The task: State how many lines of the entries hold the string "pagar". Reply with the number alone.

::::

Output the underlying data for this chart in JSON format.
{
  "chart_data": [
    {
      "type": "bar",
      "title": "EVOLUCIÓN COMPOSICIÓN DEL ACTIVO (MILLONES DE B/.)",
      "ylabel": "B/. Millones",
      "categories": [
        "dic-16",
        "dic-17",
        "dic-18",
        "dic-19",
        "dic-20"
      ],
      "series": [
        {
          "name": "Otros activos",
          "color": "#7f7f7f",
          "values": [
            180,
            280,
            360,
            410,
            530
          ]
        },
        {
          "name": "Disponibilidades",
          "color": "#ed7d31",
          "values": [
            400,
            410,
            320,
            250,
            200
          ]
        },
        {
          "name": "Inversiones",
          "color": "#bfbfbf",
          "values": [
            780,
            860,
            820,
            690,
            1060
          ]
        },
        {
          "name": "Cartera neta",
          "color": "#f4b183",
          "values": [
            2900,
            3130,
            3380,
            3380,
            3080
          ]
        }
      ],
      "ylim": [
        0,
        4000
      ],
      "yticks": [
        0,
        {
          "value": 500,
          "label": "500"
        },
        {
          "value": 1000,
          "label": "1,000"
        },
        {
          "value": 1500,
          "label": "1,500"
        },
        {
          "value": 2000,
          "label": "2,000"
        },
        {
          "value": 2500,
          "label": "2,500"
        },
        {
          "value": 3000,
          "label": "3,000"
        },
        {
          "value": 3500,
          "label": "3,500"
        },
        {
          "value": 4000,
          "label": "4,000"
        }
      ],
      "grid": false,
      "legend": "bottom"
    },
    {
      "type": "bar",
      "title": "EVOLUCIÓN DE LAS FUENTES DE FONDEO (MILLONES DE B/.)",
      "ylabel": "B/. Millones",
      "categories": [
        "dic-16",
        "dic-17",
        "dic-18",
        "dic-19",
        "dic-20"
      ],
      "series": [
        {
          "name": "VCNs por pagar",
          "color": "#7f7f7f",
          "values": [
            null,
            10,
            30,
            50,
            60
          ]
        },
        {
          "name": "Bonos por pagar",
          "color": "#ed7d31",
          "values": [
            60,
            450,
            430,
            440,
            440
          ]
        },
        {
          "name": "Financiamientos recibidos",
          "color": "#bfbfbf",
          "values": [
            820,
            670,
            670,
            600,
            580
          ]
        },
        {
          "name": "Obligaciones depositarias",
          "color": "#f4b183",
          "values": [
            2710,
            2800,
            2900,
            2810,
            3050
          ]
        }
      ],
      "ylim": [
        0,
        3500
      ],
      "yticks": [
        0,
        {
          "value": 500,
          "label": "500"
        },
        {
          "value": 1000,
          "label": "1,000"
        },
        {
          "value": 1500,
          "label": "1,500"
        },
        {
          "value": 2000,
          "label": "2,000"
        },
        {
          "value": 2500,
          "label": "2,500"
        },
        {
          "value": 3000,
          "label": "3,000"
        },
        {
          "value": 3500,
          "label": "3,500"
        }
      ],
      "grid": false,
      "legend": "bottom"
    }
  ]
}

::::

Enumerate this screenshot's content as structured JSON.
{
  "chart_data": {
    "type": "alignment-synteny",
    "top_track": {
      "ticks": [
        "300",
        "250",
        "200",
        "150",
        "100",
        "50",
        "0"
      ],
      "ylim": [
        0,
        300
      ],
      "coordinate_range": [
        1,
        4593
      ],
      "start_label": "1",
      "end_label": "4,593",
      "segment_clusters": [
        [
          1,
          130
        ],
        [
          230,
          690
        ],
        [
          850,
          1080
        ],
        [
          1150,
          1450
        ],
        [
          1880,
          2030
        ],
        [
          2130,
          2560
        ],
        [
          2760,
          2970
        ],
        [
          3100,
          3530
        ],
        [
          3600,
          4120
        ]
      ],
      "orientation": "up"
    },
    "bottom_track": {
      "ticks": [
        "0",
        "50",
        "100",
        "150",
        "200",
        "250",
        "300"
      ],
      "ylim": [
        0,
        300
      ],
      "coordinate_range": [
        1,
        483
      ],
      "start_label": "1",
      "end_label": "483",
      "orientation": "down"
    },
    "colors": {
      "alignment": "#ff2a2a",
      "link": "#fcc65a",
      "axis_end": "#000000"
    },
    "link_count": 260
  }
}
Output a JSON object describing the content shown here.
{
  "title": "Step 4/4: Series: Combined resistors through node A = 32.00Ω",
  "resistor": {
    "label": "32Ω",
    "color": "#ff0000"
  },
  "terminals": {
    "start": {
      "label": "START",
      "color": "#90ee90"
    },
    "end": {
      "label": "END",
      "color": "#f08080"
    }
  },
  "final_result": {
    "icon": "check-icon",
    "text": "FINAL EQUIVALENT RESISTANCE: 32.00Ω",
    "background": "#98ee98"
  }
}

::::

Finished answer: 2